> _Instruction_
Take every line from the material that has the word "Superficie" in it.

> _Entries supplied_
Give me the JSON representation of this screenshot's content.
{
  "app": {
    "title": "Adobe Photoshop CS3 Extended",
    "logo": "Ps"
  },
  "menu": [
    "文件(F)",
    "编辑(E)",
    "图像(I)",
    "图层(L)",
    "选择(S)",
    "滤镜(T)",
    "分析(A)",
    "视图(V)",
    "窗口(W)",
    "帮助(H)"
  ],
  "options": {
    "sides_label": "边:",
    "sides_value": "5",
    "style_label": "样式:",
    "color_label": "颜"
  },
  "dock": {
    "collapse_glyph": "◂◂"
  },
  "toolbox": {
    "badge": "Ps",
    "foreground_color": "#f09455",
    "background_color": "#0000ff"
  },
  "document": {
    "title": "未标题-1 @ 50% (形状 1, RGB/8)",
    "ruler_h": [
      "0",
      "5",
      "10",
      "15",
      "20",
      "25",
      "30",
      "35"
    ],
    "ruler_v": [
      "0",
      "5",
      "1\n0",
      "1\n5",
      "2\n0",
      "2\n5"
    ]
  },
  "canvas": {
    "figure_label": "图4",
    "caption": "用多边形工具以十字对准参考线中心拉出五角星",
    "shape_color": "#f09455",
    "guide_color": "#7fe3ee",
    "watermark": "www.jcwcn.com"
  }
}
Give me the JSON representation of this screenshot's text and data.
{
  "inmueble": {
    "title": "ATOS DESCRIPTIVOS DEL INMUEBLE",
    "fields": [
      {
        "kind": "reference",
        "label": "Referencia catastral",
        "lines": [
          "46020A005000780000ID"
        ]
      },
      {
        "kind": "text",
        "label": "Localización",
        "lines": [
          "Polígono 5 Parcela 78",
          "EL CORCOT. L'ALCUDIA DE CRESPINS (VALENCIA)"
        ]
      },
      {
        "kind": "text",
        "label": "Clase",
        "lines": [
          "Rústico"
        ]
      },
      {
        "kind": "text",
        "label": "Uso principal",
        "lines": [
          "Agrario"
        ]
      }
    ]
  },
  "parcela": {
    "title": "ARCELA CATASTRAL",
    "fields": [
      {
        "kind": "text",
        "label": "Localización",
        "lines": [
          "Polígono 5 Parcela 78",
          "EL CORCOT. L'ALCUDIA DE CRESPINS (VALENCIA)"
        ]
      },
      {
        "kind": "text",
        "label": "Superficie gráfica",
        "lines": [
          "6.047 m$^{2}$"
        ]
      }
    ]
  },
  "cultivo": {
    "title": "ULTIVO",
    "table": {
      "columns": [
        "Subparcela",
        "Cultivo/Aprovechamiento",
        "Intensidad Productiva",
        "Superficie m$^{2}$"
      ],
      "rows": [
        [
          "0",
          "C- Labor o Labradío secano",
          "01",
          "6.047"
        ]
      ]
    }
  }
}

> _Task response_
        "label": "Superficie gráfica",
        "Superficie m$^{2}$"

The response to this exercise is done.